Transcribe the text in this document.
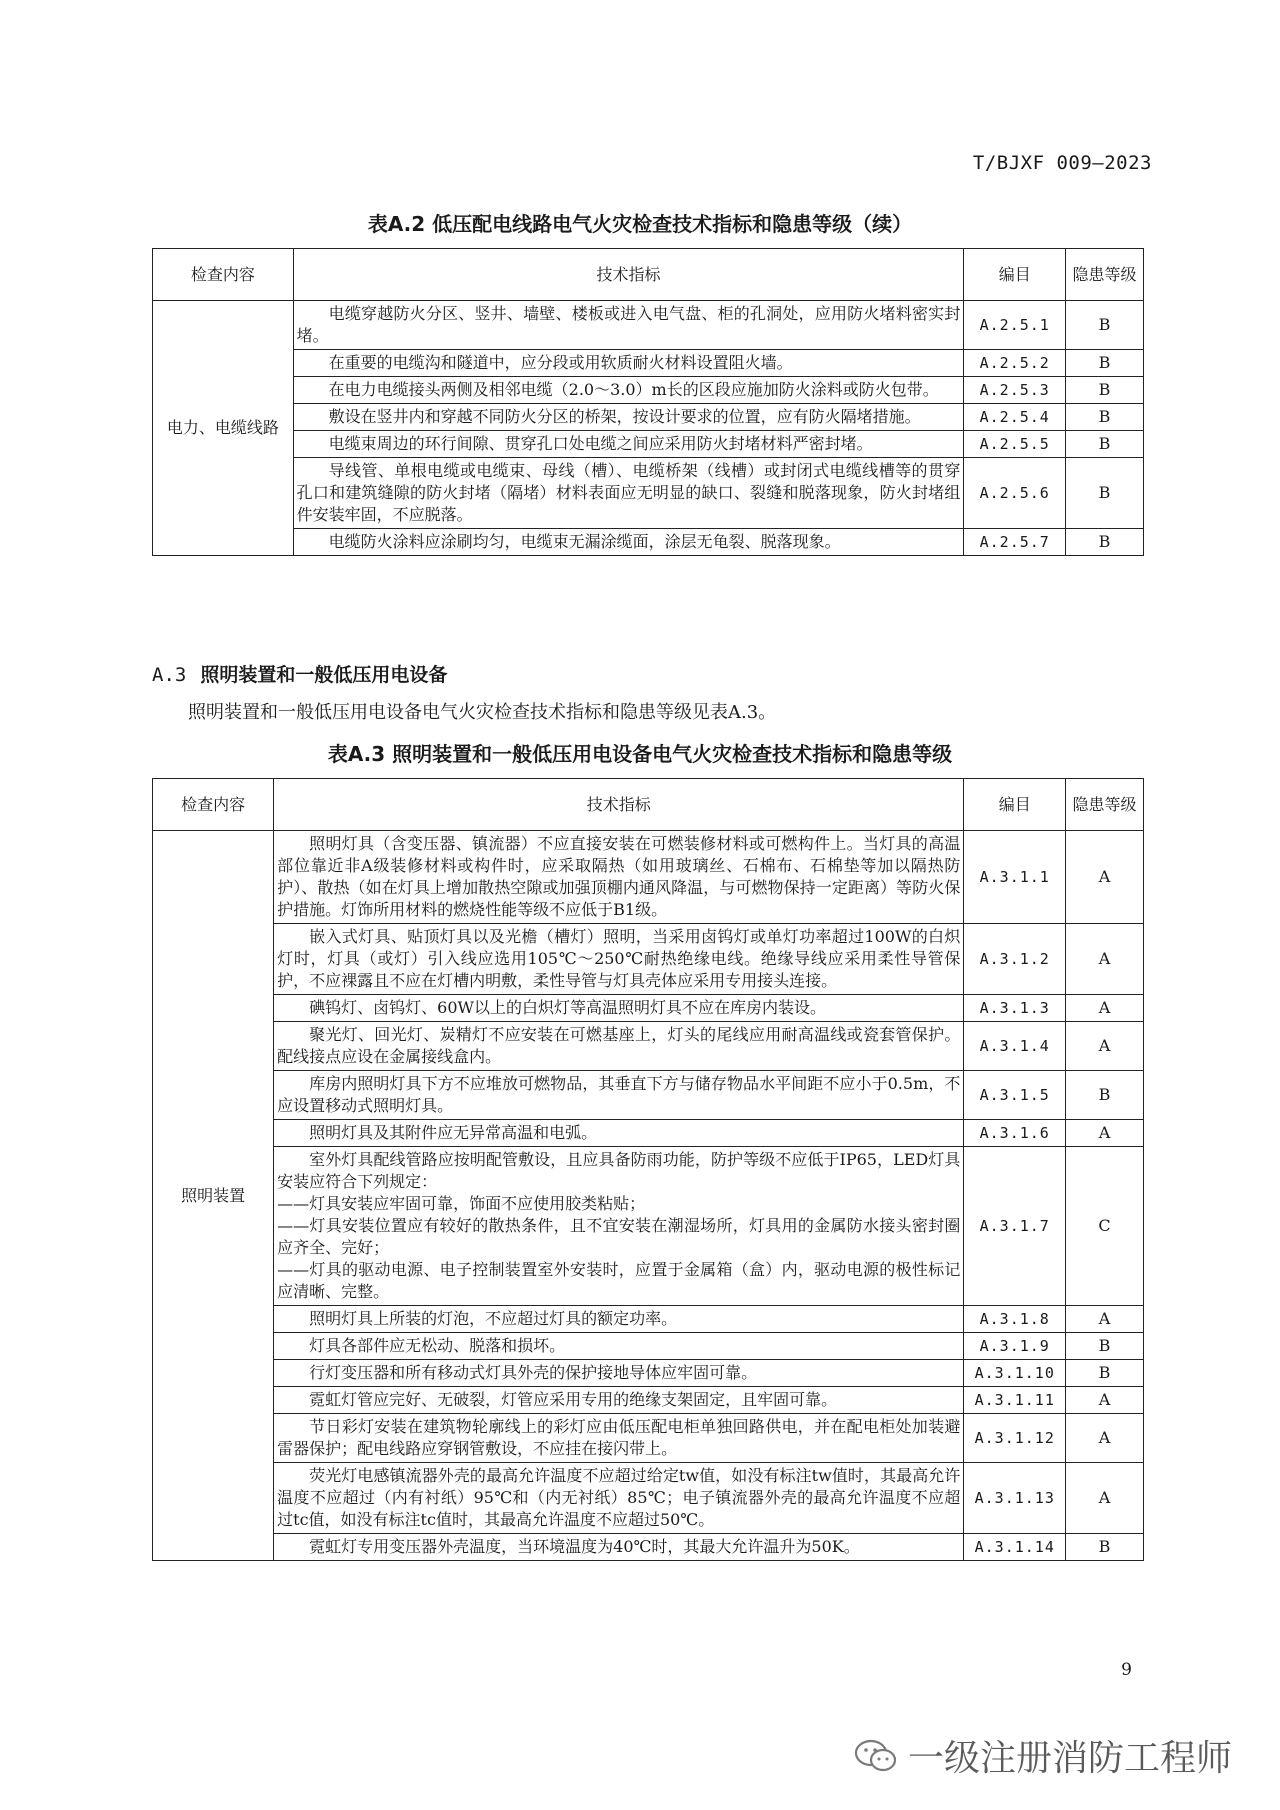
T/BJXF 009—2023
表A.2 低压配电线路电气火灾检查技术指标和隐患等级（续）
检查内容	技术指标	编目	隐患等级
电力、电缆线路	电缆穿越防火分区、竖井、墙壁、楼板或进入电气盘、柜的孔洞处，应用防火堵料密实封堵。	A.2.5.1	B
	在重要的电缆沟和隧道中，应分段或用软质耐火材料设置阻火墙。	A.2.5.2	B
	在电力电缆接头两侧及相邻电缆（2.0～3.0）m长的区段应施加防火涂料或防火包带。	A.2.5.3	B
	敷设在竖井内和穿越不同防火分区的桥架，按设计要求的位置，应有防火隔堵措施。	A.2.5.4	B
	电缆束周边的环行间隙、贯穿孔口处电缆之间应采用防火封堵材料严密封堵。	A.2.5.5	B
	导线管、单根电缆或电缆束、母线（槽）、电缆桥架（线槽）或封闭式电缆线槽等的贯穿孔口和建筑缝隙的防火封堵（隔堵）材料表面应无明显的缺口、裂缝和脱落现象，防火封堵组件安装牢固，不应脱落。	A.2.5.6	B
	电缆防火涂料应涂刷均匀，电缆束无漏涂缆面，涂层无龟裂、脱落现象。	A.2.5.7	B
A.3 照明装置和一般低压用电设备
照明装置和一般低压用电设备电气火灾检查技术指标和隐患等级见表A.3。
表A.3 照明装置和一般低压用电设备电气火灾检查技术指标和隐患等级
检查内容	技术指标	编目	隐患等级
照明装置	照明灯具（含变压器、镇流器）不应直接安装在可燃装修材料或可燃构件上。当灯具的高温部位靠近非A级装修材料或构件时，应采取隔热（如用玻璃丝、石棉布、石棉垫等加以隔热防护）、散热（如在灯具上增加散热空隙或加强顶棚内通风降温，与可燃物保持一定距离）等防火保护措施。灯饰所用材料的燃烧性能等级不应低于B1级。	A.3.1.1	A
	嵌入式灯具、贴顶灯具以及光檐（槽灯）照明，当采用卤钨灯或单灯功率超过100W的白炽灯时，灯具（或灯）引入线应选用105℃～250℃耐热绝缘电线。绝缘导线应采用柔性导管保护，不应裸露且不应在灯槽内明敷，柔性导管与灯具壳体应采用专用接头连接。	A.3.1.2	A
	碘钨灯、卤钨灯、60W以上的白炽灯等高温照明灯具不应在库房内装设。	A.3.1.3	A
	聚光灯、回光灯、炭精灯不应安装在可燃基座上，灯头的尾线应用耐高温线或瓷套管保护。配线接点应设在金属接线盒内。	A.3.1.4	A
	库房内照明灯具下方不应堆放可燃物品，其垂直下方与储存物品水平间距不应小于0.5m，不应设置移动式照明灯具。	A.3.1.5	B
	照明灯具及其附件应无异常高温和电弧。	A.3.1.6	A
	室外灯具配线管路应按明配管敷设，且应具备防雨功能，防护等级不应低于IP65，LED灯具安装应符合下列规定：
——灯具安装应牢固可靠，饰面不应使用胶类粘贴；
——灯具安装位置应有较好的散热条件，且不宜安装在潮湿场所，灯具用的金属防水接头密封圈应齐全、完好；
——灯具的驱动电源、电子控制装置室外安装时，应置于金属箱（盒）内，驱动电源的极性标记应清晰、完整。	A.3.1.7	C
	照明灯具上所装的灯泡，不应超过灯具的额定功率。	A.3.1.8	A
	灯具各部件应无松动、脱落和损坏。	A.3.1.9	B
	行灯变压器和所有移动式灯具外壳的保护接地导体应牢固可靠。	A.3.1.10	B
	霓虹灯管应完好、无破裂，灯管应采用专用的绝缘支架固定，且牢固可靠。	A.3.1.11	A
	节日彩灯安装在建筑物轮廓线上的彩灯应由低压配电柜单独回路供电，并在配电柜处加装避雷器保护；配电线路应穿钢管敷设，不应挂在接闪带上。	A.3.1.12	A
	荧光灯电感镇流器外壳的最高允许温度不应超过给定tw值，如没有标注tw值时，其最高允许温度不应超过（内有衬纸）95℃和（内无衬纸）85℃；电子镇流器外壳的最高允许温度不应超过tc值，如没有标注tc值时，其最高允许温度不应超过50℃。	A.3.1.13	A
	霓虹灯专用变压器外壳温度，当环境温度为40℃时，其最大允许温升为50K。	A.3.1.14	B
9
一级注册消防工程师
★ ★ ★ ★ ★ ★ ★
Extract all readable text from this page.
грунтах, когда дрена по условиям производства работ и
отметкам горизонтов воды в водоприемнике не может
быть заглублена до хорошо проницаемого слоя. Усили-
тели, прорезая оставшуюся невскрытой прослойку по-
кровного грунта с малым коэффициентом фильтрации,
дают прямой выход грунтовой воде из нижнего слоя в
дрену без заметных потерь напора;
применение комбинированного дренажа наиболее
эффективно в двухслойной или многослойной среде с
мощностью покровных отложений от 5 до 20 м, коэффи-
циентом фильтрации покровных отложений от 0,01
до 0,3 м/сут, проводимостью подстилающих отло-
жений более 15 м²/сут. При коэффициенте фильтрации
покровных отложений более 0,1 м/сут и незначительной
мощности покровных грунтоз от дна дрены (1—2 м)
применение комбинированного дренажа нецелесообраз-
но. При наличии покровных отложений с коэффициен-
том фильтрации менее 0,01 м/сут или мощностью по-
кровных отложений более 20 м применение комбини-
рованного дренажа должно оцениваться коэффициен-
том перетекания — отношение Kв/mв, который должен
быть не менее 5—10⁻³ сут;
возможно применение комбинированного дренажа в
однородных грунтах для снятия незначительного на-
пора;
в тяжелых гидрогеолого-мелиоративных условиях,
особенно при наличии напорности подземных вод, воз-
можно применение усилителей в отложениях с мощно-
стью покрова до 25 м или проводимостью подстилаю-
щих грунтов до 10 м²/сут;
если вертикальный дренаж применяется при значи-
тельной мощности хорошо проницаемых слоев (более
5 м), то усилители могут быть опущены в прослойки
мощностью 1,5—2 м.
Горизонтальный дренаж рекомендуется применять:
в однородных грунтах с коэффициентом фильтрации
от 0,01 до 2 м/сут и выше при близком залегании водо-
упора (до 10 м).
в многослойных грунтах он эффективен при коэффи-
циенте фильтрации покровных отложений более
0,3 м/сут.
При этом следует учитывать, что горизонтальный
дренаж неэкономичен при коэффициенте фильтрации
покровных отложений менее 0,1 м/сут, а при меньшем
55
★ ★ ★ ★ ★ ★ ★
_TO DO_. Looking at the data above, show all lines where the word "проводимостью" occurs.

_ANSWER TO THIS EXERCISE_.
до 0,3 м/сут, проводимостью подстилающих отло-
стью покрова до 25 м или проводимостью подстилаю-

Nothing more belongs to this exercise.